» What the task requires: Output the data exactly, with every line intact.

>> Begin

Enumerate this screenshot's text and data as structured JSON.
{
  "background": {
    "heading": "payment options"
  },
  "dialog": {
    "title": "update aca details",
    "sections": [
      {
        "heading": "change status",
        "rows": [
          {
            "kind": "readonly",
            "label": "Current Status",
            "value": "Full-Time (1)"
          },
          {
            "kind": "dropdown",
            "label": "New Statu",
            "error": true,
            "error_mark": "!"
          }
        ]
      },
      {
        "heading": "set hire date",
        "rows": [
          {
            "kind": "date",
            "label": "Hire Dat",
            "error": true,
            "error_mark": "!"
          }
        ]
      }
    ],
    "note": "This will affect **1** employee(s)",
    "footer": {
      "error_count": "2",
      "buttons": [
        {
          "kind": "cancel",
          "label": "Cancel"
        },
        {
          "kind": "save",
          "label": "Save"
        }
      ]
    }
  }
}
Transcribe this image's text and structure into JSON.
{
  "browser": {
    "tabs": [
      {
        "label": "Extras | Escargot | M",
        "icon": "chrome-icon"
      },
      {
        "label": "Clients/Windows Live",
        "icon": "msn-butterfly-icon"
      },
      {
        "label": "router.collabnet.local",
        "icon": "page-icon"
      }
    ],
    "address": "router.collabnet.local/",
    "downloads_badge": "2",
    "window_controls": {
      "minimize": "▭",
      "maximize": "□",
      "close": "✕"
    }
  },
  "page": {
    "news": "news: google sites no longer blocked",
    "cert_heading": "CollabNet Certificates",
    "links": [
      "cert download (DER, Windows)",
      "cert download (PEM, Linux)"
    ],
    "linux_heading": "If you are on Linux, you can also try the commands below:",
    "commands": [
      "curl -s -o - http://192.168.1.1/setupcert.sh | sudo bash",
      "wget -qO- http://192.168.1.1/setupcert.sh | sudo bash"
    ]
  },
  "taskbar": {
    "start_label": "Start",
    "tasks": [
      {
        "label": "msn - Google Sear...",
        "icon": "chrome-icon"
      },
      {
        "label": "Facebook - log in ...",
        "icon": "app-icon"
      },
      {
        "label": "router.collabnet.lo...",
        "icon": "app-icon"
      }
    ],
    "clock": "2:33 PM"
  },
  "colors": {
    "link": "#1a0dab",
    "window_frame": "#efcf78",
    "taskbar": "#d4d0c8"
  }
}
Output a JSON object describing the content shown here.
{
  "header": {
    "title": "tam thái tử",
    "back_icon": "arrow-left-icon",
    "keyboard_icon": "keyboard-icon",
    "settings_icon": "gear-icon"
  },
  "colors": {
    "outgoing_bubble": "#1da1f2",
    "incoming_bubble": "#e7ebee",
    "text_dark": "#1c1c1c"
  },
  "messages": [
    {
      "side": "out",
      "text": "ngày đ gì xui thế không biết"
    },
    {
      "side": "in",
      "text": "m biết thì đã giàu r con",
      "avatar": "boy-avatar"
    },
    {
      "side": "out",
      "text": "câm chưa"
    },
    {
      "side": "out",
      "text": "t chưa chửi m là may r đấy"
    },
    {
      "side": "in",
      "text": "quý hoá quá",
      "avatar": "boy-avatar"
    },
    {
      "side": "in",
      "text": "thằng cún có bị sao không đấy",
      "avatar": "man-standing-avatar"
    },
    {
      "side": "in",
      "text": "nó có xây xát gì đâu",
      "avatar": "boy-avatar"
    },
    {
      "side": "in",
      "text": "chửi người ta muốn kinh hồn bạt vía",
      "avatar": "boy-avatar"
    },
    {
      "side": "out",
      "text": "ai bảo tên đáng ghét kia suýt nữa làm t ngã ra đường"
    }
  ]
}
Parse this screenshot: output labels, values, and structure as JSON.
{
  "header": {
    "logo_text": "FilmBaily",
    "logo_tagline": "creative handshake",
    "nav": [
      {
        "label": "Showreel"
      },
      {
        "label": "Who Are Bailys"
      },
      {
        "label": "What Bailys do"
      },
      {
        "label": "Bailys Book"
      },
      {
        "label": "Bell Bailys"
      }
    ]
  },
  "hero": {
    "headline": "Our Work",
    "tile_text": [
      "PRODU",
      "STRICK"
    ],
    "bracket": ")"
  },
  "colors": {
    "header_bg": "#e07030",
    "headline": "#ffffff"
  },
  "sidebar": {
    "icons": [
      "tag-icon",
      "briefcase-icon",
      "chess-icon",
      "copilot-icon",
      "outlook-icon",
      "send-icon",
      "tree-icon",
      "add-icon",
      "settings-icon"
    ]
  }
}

>> End

» Solution to the problem:
Enumerate this screenshot's text and data as structured JSON.
{
  "background": {
    "heading": "payment options"
  },
  "dialog": {
    "title": "update aca details",
    "sections": [
      {
        "heading": "change status",
        "rows": [
          {
            "kind": "readonly",
            "label": "Current Status",
            "value": "Full-Time (1)"
          },
          {
            "kind": "dropdown",
            "label": "New Statu",
            "error": true,
            "error_mark": "!"
          }
        ]
      },
      {
        "heading": "set hire date",
        "rows": [
          {
            "kind": "date",
            "label": "Hire Dat",
            "error": true,
            "error_mark": "!"
          }
        ]
      }
    ],
    "note": "This will affect **1** employee(s)",
    "footer": {
      "error_count": "2",
      "buttons": [
        {
          "kind": "cancel",
          "label": "Cancel"
        },
        {
          "kind": "save",
          "label": "Save"
        }
      ]
    }
  }
}
Transcribe this image's text and structure into JSON.
{
  "browser": {
    "tabs": [
      {
        "label": "Extras | Escargot | M",
        "icon": "chrome-icon"
      },
      {
        "label": "Clients/Windows Live",
        "icon": "msn-butterfly-icon"
      },
      {
        "label": "router.collabnet.local",
        "icon": "page-icon"
      }
    ],
    "address": "router.collabnet.local/",
    "downloads_badge": "2",
    "window_controls": {
      "minimize": "▭",
      "maximize": "□",
      "close": "✕"
    }
  },
  "page": {
    "news": "news: google sites no longer blocked",
    "cert_heading": "CollabNet Certificates",
    "links": [
      "cert download (DER, Windows)",
      "cert download (PEM, Linux)"
    ],
    "linux_heading": "If you are on Linux, you can also try the commands below:",
    "commands": [
      "curl -s -o - http://192.168.1.1/setupcert.sh | sudo bash",
      "wget -qO- http://192.168.1.1/setupcert.sh | sudo bash"
    ]
  },
  "taskbar": {
    "start_label": "Start",
    "tasks": [
      {
        "label": "msn - Google Sear...",
        "icon": "chrome-icon"
      },
      {
        "label": "Facebook - log in ...",
        "icon": "app-icon"
      },
      {
        "label": "router.collabnet.lo...",
        "icon": "app-icon"
      }
    ],
    "clock": "2:33 PM"
  },
  "colors": {
    "link": "#1a0dab",
    "window_frame": "#efcf78",
    "taskbar": "#d4d0c8"
  }
}
Output a JSON object describing the content shown here.
{
  "header": {
    "title": "tam thái tử",
    "back_icon": "arrow-left-icon",
    "keyboard_icon": "keyboard-icon",
    "settings_icon": "gear-icon"
  },
  "colors": {
    "outgoing_bubble": "#1da1f2",
    "incoming_bubble": "#e7ebee",
    "text_dark": "#1c1c1c"
  },
  "messages": [
    {
      "side": "out",
      "text": "ngày đ gì xui thế không biết"
    },
    {
      "side": "in",
      "text": "m biết thì đã giàu r con",
      "avatar": "boy-avatar"
    },
    {
      "side": "out",
      "text": "câm chưa"
    },
    {
      "side": "out",
      "text": "t chưa chửi m là may r đấy"
    },
    {
      "side": "in",
      "text": "quý hoá quá",
      "avatar": "boy-avatar"
    },
    {
      "side": "in",
      "text": "thằng cún có bị sao không đấy",
      "avatar": "man-standing-avatar"
    },
    {
      "side": "in",
      "text": "nó có xây xát gì đâu",
      "avatar": "boy-avatar"
    },
    {
      "side": "in",
      "text": "chửi người ta muốn kinh hồn bạt vía",
      "avatar": "boy-avatar"
    },
    {
      "side": "out",
      "text": "ai bảo tên đáng ghét kia suýt nữa làm t ngã ra đường"
    }
  ]
}
Parse this screenshot: output labels, values, and structure as JSON.
{
  "header": {
    "logo_text": "FilmBaily",
    "logo_tagline": "creative handshake",
    "nav": [
      {
        "label": "Showreel"
      },
      {
        "label": "Who Are Bailys"
      },
      {
        "label": "What Bailys do"
      },
      {
        "label": "Bailys Book"
      },
      {
        "label": "Bell Bailys"
      }
    ]
  },
  "hero": {
    "headline": "Our Work",
    "tile_text": [
      "PRODU",
      "STRICK"
    ],
    "bracket": ")"
  },
  "colors": {
    "header_bg": "#e07030",
    "headline": "#ffffff"
  },
  "sidebar": {
    "icons": [
      "tag-icon",
      "briefcase-icon",
      "chess-icon",
      "copilot-icon",
      "outlook-icon",
      "send-icon",
      "tree-icon",
      "add-icon",
      "settings-icon"
    ]
  }
}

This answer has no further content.